#### [Action item]
Return the lines of the data below in which the string "this" occurs.

Document page transcription items:
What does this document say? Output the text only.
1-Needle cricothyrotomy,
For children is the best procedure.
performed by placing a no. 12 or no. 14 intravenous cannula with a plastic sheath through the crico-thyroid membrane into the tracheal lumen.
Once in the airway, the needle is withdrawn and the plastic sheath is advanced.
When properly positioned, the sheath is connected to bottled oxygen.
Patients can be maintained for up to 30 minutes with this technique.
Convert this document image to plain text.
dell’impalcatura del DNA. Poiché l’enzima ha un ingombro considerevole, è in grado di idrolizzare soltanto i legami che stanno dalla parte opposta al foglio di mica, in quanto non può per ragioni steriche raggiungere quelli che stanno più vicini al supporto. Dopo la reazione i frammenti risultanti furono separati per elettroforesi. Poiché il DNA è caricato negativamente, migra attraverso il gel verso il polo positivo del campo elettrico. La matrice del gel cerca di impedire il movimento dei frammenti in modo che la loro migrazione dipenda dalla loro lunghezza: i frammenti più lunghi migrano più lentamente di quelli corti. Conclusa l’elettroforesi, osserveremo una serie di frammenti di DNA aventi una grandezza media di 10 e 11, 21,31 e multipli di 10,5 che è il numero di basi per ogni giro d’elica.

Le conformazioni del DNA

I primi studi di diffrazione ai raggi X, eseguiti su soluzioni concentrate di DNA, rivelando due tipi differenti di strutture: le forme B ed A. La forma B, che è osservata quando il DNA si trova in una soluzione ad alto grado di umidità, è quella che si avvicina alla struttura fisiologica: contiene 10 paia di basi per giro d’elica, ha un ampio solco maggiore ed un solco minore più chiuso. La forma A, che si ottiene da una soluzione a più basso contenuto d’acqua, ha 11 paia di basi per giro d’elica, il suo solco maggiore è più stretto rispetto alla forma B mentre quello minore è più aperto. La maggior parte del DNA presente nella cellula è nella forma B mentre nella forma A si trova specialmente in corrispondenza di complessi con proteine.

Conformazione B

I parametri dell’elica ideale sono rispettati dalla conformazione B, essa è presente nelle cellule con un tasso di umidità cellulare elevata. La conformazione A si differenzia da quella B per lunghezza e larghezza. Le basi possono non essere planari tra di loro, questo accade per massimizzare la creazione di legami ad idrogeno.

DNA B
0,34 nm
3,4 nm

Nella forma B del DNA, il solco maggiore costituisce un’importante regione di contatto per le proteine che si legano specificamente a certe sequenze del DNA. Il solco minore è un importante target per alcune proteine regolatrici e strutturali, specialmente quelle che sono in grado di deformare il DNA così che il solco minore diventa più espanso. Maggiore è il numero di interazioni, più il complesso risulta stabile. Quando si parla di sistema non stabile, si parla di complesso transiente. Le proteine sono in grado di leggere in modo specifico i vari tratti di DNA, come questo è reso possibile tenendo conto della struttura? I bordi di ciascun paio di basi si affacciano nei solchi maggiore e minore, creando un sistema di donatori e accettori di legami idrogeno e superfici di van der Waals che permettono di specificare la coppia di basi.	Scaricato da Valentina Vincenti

#### [Problem solution]
What does this document say? Output the text only.
Patients can be maintained for up to 30 minutes with this technique.
Convert this document image to plain text.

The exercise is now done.